# REQUIREMENT:
Exactly the lines from the one containing "OCR this image." through the final line of the listing are to be retyped, and nothing more.

# EXERCISE INPUTS:
========
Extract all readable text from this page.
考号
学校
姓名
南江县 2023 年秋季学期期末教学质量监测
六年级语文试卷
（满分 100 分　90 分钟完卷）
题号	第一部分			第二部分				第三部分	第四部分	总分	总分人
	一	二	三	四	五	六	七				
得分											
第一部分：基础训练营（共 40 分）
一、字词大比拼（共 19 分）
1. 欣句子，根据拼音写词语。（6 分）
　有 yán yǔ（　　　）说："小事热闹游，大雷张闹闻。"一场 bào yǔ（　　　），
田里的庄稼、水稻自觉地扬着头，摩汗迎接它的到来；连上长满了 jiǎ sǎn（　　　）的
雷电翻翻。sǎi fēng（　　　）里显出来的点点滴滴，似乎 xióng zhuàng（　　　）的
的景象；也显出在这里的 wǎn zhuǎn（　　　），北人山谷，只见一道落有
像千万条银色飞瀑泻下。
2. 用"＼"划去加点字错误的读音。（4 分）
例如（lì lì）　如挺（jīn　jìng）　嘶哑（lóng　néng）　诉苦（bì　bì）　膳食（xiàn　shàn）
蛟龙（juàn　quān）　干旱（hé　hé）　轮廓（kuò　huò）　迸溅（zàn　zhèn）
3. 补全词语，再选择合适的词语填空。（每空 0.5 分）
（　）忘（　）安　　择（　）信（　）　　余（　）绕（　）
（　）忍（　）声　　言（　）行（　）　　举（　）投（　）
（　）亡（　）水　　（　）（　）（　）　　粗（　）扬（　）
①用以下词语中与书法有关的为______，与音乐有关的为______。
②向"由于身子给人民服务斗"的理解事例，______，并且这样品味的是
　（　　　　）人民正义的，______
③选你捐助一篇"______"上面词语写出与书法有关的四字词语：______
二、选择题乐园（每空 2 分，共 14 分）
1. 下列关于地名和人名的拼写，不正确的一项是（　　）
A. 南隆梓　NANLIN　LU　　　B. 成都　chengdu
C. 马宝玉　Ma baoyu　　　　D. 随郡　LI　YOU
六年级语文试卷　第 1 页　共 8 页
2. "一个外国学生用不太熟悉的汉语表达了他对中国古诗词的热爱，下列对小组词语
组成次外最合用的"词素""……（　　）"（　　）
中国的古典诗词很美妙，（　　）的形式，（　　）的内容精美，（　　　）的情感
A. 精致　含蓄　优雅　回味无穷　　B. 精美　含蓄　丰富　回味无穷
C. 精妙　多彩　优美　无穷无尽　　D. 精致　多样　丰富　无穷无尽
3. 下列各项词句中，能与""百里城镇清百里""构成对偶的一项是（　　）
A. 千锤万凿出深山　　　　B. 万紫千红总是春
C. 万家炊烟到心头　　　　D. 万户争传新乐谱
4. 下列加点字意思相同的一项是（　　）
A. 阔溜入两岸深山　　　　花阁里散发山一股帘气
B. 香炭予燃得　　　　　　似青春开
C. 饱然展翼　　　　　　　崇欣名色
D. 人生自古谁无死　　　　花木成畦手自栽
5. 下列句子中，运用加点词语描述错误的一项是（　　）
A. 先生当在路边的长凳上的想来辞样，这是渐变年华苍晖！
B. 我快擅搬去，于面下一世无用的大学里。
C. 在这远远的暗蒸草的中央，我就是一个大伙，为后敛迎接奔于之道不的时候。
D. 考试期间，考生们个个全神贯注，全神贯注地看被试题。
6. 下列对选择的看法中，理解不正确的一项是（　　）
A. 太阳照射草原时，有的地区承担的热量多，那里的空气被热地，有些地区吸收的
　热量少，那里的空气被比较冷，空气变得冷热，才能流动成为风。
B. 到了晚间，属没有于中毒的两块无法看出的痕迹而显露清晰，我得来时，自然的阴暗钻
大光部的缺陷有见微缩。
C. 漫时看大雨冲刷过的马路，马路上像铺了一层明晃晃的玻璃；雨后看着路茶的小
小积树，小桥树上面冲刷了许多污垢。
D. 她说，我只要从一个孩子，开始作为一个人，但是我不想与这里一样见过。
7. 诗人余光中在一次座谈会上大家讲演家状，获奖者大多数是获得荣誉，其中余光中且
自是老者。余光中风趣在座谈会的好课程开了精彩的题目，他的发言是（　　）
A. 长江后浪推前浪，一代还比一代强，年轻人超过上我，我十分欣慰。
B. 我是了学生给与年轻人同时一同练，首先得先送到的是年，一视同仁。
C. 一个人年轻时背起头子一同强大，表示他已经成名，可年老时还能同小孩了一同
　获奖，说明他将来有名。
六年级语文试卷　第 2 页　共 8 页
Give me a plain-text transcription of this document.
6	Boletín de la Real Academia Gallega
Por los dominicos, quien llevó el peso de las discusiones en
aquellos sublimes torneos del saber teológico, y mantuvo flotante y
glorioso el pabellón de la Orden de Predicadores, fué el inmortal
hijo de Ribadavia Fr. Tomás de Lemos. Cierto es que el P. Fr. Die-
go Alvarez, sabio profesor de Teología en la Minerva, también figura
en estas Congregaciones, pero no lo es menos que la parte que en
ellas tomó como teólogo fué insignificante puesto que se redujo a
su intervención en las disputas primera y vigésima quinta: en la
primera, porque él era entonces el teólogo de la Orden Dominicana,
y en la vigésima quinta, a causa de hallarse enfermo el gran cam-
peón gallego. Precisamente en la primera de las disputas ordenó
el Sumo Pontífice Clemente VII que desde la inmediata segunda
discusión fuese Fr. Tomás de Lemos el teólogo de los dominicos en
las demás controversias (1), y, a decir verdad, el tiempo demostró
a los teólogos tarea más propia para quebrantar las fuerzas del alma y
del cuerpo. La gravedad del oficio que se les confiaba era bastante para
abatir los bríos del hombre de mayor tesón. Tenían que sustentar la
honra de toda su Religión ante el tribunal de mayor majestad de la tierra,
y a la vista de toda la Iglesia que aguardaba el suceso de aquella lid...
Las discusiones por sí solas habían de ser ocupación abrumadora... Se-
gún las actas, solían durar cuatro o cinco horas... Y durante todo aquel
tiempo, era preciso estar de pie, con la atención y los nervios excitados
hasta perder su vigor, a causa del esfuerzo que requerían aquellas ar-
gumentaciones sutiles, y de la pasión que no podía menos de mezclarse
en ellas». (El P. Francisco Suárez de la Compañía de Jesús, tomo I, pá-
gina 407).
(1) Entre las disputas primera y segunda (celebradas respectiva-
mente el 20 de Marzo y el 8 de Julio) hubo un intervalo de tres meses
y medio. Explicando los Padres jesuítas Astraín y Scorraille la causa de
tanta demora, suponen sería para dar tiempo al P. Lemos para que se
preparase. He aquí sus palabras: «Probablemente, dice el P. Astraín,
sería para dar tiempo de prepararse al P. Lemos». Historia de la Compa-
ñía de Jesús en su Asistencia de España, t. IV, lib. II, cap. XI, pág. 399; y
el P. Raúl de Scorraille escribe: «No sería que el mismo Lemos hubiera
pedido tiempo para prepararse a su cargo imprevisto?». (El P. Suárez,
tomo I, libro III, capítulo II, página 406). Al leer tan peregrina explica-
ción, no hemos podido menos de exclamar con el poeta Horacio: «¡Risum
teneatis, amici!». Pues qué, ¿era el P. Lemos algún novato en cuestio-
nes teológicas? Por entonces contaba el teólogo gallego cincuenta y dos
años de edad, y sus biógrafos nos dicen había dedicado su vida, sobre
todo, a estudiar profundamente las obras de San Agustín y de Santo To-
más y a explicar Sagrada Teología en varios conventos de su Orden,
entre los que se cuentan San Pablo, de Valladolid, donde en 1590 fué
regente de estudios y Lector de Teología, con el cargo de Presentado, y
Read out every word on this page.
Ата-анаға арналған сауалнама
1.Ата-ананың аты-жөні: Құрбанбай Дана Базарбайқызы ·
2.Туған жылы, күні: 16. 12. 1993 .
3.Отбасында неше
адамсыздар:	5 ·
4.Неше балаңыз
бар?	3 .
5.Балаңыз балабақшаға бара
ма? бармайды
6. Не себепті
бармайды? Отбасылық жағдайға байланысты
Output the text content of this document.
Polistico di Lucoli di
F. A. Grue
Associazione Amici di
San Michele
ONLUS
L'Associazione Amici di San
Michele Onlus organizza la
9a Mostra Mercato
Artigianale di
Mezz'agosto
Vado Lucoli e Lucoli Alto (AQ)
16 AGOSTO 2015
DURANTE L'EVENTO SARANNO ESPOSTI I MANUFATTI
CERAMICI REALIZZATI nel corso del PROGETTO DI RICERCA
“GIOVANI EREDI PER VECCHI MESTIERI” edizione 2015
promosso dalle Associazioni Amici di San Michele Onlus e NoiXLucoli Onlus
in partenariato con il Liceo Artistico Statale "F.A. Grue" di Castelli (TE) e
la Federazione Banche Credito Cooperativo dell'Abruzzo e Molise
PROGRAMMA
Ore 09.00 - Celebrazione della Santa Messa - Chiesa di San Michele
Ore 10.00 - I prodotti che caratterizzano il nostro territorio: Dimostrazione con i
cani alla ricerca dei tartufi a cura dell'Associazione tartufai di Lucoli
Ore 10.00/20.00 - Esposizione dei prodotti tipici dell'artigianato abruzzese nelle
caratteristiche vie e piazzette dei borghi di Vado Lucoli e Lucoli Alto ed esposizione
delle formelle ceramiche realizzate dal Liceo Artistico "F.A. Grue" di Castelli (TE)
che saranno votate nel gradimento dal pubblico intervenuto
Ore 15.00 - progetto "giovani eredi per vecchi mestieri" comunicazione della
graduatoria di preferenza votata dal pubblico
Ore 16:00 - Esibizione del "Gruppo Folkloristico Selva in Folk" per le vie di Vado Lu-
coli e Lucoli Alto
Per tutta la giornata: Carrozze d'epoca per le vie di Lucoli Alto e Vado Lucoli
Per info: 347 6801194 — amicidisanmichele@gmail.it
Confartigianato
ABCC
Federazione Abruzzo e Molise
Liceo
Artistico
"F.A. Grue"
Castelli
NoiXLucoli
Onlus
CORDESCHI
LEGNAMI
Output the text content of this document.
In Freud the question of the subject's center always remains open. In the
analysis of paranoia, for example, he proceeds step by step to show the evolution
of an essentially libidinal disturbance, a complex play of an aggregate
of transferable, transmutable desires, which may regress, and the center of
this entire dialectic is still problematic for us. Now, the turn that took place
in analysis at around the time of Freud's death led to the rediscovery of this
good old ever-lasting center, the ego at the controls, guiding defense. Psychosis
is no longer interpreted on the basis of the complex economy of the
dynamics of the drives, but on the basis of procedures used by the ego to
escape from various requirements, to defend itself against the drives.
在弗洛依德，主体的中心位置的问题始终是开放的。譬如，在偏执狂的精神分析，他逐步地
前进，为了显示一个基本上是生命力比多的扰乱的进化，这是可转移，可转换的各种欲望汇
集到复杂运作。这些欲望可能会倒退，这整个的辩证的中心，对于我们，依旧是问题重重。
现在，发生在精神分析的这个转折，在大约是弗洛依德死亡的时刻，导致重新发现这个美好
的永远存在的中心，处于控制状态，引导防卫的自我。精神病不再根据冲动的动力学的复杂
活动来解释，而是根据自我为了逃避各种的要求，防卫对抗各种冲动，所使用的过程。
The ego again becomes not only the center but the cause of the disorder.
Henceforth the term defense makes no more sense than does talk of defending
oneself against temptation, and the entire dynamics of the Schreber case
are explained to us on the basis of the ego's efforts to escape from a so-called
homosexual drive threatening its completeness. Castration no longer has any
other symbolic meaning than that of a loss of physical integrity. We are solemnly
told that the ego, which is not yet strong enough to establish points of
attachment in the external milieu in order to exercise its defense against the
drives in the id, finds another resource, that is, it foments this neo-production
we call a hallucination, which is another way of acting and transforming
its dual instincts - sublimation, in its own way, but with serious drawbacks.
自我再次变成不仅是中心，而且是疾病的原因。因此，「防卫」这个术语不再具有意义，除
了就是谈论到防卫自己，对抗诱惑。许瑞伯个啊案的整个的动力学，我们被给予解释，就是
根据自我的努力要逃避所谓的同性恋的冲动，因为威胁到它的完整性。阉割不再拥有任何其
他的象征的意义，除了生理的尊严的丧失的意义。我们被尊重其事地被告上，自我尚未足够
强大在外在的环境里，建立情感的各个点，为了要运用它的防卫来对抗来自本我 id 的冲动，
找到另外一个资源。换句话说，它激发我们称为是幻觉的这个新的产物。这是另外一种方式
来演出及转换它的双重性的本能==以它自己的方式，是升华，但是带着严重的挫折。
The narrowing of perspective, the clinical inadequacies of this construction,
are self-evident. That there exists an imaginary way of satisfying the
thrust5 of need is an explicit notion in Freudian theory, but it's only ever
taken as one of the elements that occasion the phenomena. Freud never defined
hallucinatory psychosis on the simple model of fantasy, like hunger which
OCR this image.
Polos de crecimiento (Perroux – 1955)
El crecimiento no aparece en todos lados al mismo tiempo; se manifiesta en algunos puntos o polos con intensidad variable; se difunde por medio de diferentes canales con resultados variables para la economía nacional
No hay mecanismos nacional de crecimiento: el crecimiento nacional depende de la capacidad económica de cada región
========
# ANSWER TO THIS TASK:
OCR this image.
Polos de crecimiento (Perroux – 1955)
El crecimiento no aparece en todos lados al mismo tiempo; se manifiesta en algunos puntos o polos con intensidad variable; se difunde por medio de diferentes canales con resultados variables para la economía nacional
No hay mecanismos nacional de crecimiento: el crecimiento nacional depende de la capacidad económica de cada región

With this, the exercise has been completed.